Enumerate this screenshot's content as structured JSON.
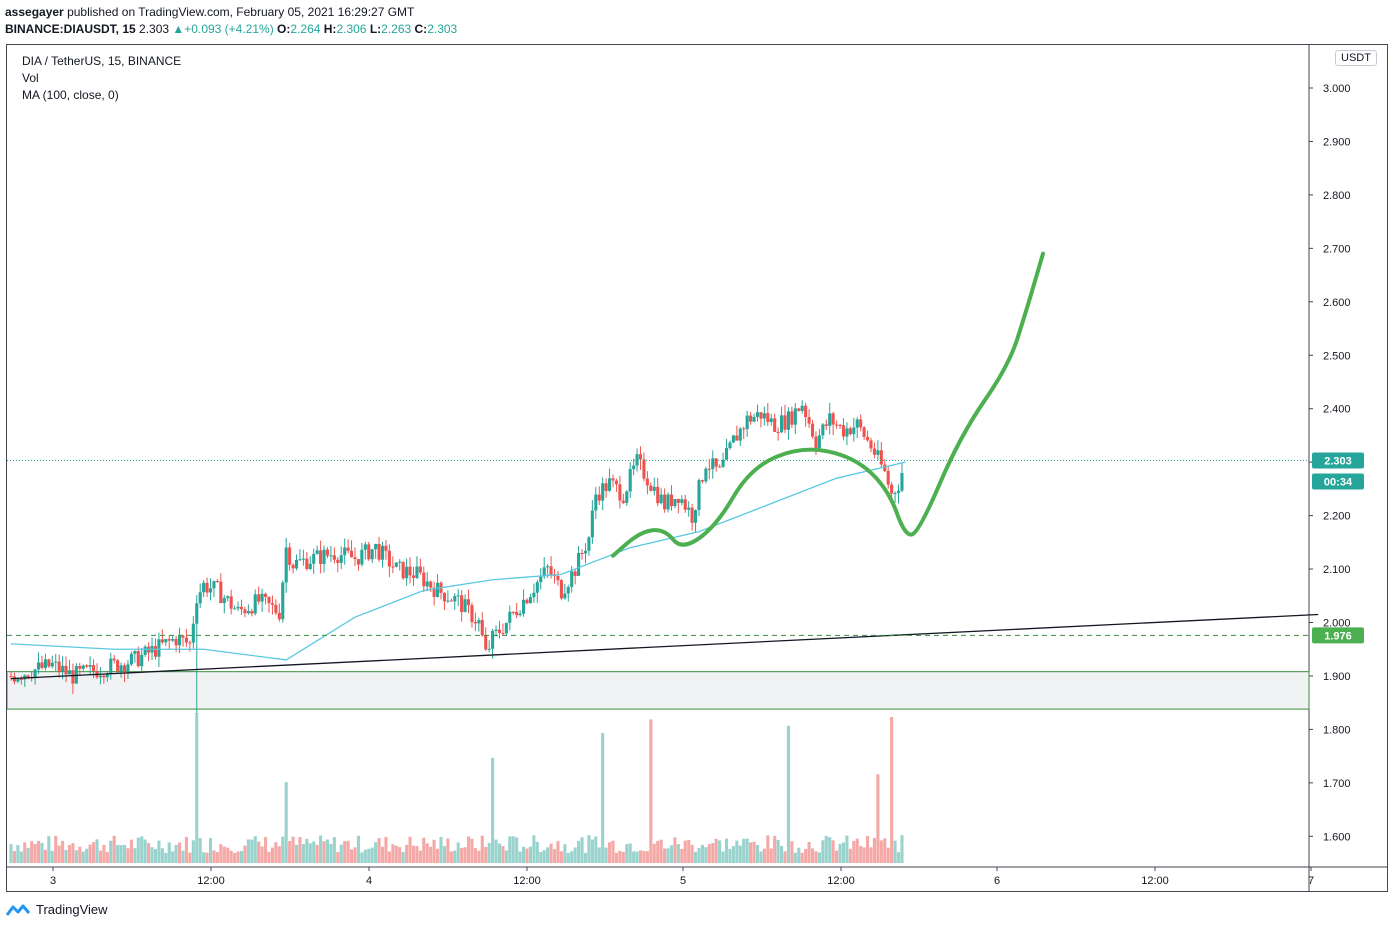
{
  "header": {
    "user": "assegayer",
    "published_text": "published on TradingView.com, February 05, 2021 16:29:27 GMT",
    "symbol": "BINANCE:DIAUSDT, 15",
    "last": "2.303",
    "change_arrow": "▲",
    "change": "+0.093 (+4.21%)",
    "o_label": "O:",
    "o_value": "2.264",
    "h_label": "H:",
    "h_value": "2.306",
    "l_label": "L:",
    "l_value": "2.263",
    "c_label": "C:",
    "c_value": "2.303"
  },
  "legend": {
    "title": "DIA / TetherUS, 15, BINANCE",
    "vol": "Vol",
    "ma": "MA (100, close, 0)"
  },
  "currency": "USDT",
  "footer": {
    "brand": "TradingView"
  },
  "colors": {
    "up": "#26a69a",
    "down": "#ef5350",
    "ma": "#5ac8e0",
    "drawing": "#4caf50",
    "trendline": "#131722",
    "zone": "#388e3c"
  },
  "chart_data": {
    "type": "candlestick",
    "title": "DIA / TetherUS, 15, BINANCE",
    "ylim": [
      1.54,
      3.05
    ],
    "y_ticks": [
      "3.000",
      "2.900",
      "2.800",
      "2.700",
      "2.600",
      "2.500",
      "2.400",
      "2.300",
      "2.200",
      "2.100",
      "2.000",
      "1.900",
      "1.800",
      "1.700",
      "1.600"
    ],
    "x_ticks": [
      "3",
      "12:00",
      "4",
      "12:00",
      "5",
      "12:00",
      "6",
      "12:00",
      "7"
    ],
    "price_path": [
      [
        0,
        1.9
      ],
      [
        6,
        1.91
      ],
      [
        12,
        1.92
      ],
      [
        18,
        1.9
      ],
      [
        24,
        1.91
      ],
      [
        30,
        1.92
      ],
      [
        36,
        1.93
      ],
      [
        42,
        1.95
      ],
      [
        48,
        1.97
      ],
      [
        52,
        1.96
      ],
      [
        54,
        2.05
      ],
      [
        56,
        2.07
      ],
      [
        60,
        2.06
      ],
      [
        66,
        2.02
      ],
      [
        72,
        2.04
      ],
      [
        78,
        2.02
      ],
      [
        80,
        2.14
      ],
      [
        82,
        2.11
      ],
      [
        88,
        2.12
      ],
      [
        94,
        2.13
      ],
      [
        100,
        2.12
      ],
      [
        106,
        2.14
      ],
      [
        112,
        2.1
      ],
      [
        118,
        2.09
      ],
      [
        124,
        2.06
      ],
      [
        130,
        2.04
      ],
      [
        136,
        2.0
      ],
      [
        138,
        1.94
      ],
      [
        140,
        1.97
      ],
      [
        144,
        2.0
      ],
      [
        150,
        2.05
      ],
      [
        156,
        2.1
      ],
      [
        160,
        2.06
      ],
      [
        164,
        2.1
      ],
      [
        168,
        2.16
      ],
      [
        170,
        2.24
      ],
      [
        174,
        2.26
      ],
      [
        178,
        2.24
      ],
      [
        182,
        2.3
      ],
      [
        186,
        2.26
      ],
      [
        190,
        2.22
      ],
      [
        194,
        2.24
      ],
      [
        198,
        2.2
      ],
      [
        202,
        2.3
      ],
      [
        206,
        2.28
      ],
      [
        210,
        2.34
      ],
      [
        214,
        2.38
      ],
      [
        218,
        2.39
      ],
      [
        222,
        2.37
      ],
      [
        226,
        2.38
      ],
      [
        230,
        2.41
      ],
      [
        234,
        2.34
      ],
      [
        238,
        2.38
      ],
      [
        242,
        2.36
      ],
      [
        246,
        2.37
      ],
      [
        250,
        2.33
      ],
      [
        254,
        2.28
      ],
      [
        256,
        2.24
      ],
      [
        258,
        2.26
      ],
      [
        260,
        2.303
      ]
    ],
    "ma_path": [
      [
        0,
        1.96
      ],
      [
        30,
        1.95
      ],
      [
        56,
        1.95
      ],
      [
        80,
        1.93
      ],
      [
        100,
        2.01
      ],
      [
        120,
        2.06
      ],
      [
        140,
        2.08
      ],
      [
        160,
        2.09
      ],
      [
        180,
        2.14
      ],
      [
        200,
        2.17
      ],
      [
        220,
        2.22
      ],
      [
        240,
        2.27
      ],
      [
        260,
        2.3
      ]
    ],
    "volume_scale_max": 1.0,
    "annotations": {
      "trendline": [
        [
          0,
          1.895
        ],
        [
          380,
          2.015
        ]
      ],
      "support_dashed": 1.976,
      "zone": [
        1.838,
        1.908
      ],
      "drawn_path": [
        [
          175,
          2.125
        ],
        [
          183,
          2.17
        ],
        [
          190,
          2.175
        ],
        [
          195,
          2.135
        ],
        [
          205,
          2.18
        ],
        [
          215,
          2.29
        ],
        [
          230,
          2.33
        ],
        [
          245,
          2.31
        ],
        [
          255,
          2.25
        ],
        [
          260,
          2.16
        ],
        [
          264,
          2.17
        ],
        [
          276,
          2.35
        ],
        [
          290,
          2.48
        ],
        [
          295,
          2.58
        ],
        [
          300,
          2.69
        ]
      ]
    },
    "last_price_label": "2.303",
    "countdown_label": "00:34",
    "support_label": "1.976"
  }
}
┄┄┄┄┄┄┄┄┄┄
Task objective: Make an exact copy of every entry above, minus the images.

Full response:
Enumerate this screenshot's content as structured JSON.
{
  "header": {
    "user": "assegayer",
    "published_text": "published on TradingView.com, February 05, 2021 16:29:27 GMT",
    "symbol": "BINANCE:DIAUSDT, 15",
    "last": "2.303",
    "change_arrow": "▲",
    "change": "+0.093 (+4.21%)",
    "o_label": "O:",
    "o_value": "2.264",
    "h_label": "H:",
    "h_value": "2.306",
    "l_label": "L:",
    "l_value": "2.263",
    "c_label": "C:",
    "c_value": "2.303"
  },
  "legend": {
    "title": "DIA / TetherUS, 15, BINANCE",
    "vol": "Vol",
    "ma": "MA (100, close, 0)"
  },
  "currency": "USDT",
  "footer": {
    "brand": "TradingView"
  },
  "colors": {
    "up": "#26a69a",
    "down": "#ef5350",
    "ma": "#5ac8e0",
    "drawing": "#4caf50",
    "trendline": "#131722",
    "zone": "#388e3c"
  },
  "chart_data": {
    "type": "candlestick",
    "title": "DIA / TetherUS, 15, BINANCE",
    "ylim": [
      1.54,
      3.05
    ],
    "y_ticks": [
      "3.000",
      "2.900",
      "2.800",
      "2.700",
      "2.600",
      "2.500",
      "2.400",
      "2.300",
      "2.200",
      "2.100",
      "2.000",
      "1.900",
      "1.800",
      "1.700",
      "1.600"
    ],
    "x_ticks": [
      "3",
      "12:00",
      "4",
      "12:00",
      "5",
      "12:00",
      "6",
      "12:00",
      "7"
    ],
    "price_path": [
      [
        0,
        1.9
      ],
      [
        6,
        1.91
      ],
      [
        12,
        1.92
      ],
      [
        18,
        1.9
      ],
      [
        24,
        1.91
      ],
      [
        30,
        1.92
      ],
      [
        36,
        1.93
      ],
      [
        42,
        1.95
      ],
      [
        48,
        1.97
      ],
      [
        52,
        1.96
      ],
      [
        54,
        2.05
      ],
      [
        56,
        2.07
      ],
      [
        60,
        2.06
      ],
      [
        66,
        2.02
      ],
      [
        72,
        2.04
      ],
      [
        78,
        2.02
      ],
      [
        80,
        2.14
      ],
      [
        82,
        2.11
      ],
      [
        88,
        2.12
      ],
      [
        94,
        2.13
      ],
      [
        100,
        2.12
      ],
      [
        106,
        2.14
      ],
      [
        112,
        2.1
      ],
      [
        118,
        2.09
      ],
      [
        124,
        2.06
      ],
      [
        130,
        2.04
      ],
      [
        136,
        2.0
      ],
      [
        138,
        1.94
      ],
      [
        140,
        1.97
      ],
      [
        144,
        2.0
      ],
      [
        150,
        2.05
      ],
      [
        156,
        2.1
      ],
      [
        160,
        2.06
      ],
      [
        164,
        2.1
      ],
      [
        168,
        2.16
      ],
      [
        170,
        2.24
      ],
      [
        174,
        2.26
      ],
      [
        178,
        2.24
      ],
      [
        182,
        2.3
      ],
      [
        186,
        2.26
      ],
      [
        190,
        2.22
      ],
      [
        194,
        2.24
      ],
      [
        198,
        2.2
      ],
      [
        202,
        2.3
      ],
      [
        206,
        2.28
      ],
      [
        210,
        2.34
      ],
      [
        214,
        2.38
      ],
      [
        218,
        2.39
      ],
      [
        222,
        2.37
      ],
      [
        226,
        2.38
      ],
      [
        230,
        2.41
      ],
      [
        234,
        2.34
      ],
      [
        238,
        2.38
      ],
      [
        242,
        2.36
      ],
      [
        246,
        2.37
      ],
      [
        250,
        2.33
      ],
      [
        254,
        2.28
      ],
      [
        256,
        2.24
      ],
      [
        258,
        2.26
      ],
      [
        260,
        2.303
      ]
    ],
    "ma_path": [
      [
        0,
        1.96
      ],
      [
        30,
        1.95
      ],
      [
        56,
        1.95
      ],
      [
        80,
        1.93
      ],
      [
        100,
        2.01
      ],
      [
        120,
        2.06
      ],
      [
        140,
        2.08
      ],
      [
        160,
        2.09
      ],
      [
        180,
        2.14
      ],
      [
        200,
        2.17
      ],
      [
        220,
        2.22
      ],
      [
        240,
        2.27
      ],
      [
        260,
        2.3
      ]
    ],
    "volume_scale_max": 1.0,
    "annotations": {
      "trendline": [
        [
          0,
          1.895
        ],
        [
          380,
          2.015
        ]
      ],
      "support_dashed": 1.976,
      "zone": [
        1.838,
        1.908
      ],
      "drawn_path": [
        [
          175,
          2.125
        ],
        [
          183,
          2.17
        ],
        [
          190,
          2.175
        ],
        [
          195,
          2.135
        ],
        [
          205,
          2.18
        ],
        [
          215,
          2.29
        ],
        [
          230,
          2.33
        ],
        [
          245,
          2.31
        ],
        [
          255,
          2.25
        ],
        [
          260,
          2.16
        ],
        [
          264,
          2.17
        ],
        [
          276,
          2.35
        ],
        [
          290,
          2.48
        ],
        [
          295,
          2.58
        ],
        [
          300,
          2.69
        ]
      ]
    },
    "last_price_label": "2.303",
    "countdown_label": "00:34",
    "support_label": "1.976"
  }
}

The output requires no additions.